*RECORDS FOR THE TASK:*
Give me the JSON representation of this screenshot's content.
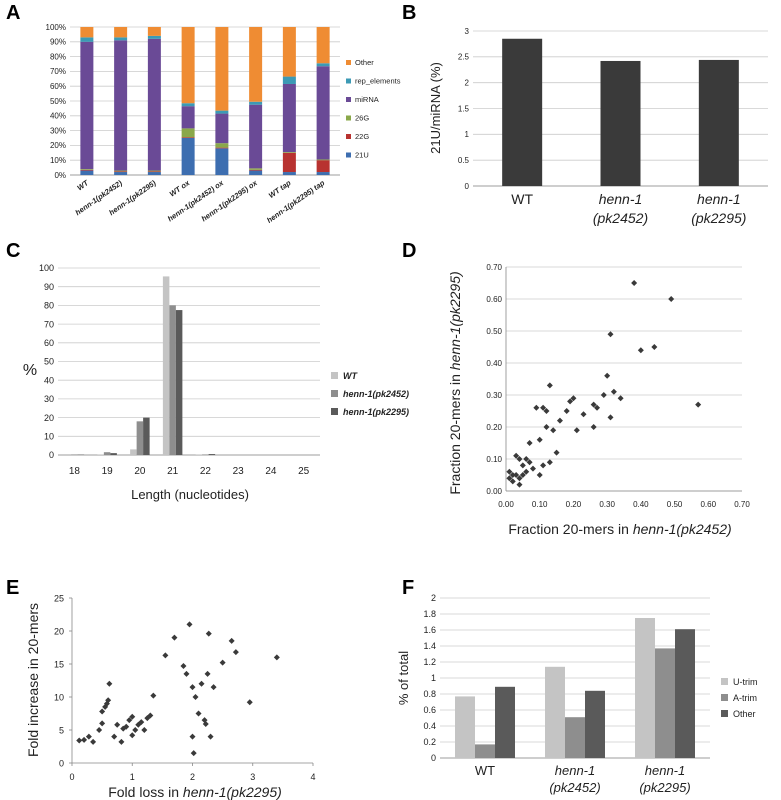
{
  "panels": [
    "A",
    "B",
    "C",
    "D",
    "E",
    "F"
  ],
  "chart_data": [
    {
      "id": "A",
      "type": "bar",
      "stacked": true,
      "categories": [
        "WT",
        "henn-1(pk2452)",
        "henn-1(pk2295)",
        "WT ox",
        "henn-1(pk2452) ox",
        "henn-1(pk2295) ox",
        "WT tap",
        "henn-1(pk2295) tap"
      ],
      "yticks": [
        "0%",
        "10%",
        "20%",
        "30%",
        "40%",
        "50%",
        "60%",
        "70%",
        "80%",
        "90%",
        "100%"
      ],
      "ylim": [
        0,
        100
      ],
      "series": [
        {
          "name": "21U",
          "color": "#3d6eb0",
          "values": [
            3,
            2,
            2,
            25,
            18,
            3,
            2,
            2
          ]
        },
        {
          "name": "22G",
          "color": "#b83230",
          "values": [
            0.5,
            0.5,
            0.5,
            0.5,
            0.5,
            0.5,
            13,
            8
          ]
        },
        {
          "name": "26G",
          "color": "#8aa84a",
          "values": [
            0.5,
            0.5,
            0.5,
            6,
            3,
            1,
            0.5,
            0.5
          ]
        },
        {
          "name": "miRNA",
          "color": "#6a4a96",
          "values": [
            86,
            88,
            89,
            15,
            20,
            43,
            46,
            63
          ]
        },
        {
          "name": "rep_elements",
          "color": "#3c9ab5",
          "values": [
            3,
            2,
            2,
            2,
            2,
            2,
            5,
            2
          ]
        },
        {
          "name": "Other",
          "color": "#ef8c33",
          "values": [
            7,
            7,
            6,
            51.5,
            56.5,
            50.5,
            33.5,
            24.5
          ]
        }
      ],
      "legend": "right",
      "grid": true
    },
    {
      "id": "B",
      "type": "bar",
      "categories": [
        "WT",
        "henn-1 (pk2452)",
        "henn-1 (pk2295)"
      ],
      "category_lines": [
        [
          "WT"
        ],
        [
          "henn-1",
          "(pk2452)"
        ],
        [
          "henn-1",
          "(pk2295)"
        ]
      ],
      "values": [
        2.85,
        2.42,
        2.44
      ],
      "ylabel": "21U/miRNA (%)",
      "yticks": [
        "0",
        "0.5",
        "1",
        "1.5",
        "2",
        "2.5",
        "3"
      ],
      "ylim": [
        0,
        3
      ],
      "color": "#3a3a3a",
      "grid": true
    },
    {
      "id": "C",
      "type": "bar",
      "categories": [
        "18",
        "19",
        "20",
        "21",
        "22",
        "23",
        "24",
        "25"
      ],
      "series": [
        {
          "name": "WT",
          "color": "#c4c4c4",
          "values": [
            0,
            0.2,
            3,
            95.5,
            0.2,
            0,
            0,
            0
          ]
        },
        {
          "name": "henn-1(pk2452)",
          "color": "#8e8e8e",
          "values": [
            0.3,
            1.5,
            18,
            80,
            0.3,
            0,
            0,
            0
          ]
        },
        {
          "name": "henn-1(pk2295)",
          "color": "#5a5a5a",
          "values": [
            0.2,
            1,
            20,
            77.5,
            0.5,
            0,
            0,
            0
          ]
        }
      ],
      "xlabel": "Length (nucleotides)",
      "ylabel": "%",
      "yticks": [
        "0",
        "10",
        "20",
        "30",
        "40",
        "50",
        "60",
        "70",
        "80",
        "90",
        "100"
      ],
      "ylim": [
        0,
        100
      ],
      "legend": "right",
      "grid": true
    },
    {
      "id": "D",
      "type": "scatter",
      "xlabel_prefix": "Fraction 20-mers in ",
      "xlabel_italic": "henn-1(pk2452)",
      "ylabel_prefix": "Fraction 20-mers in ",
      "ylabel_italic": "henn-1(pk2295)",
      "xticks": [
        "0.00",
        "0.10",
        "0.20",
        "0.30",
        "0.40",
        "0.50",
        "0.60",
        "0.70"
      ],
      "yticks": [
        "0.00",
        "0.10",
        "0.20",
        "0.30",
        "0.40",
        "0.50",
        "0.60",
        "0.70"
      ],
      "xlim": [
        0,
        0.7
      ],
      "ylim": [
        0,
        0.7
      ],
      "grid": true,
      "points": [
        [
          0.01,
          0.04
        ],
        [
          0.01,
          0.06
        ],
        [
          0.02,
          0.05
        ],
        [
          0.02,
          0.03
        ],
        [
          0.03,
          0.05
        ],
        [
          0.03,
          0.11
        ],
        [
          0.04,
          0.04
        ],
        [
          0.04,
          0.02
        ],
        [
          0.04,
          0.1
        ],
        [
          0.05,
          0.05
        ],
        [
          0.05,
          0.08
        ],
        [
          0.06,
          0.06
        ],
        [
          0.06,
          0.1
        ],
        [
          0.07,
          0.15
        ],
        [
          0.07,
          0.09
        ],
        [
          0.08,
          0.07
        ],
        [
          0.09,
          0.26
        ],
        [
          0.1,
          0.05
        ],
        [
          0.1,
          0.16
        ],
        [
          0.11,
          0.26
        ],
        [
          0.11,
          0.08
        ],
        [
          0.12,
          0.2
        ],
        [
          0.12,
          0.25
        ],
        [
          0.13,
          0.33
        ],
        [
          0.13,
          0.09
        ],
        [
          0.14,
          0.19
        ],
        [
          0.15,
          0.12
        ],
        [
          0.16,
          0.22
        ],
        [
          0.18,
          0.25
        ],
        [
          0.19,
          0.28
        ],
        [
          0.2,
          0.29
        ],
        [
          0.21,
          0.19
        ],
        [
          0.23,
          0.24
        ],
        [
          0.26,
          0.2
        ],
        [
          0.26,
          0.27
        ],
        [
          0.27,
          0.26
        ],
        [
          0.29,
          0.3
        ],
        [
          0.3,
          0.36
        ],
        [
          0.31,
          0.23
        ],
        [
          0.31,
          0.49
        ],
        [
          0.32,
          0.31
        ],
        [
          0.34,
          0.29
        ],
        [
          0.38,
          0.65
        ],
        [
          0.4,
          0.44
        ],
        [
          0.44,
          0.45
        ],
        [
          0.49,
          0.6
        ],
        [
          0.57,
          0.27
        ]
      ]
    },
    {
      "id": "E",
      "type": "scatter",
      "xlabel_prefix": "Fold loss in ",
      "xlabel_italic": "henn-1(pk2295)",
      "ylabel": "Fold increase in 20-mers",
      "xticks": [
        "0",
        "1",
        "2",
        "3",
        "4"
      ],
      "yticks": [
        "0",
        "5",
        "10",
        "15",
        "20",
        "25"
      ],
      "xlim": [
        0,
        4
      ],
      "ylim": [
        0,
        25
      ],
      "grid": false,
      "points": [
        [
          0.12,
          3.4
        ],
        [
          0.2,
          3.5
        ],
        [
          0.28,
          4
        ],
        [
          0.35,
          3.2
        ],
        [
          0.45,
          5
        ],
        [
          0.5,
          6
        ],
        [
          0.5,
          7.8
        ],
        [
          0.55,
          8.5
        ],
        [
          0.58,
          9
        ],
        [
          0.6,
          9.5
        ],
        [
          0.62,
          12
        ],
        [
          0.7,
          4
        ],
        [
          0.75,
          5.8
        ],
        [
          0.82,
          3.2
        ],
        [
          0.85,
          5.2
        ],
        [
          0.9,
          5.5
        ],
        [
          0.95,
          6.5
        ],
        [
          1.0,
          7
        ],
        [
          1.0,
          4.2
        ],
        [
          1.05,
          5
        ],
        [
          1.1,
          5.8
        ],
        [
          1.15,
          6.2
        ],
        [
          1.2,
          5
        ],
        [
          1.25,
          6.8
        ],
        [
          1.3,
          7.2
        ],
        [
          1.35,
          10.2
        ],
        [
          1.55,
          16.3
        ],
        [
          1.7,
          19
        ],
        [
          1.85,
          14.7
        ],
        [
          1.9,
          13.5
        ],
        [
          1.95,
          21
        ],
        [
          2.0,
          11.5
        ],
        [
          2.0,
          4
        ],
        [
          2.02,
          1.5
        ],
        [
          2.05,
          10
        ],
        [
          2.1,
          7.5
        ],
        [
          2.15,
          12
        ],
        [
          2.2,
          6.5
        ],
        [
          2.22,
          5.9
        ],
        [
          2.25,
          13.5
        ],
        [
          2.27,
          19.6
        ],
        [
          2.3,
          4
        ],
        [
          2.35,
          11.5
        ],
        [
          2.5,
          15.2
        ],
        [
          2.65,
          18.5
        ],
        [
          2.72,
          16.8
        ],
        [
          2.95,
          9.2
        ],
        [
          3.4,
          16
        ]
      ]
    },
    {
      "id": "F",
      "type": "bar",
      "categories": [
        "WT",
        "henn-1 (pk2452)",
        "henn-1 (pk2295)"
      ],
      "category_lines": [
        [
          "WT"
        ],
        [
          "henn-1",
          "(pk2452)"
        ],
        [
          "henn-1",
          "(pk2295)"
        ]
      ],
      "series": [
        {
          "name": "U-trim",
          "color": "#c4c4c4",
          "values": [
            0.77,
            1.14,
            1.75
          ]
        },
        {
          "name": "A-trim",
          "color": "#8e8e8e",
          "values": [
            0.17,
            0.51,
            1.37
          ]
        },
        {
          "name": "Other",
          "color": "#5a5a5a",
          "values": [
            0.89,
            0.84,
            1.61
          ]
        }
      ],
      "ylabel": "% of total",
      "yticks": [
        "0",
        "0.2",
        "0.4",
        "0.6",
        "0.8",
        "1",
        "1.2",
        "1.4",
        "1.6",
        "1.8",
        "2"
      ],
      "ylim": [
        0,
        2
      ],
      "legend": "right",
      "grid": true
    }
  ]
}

*PROBLEM DETAILS:* Tally up how many lines in the preceding listing contain the word "name". Give nothing but the number.

*WRITTEN RESPONSE:* 12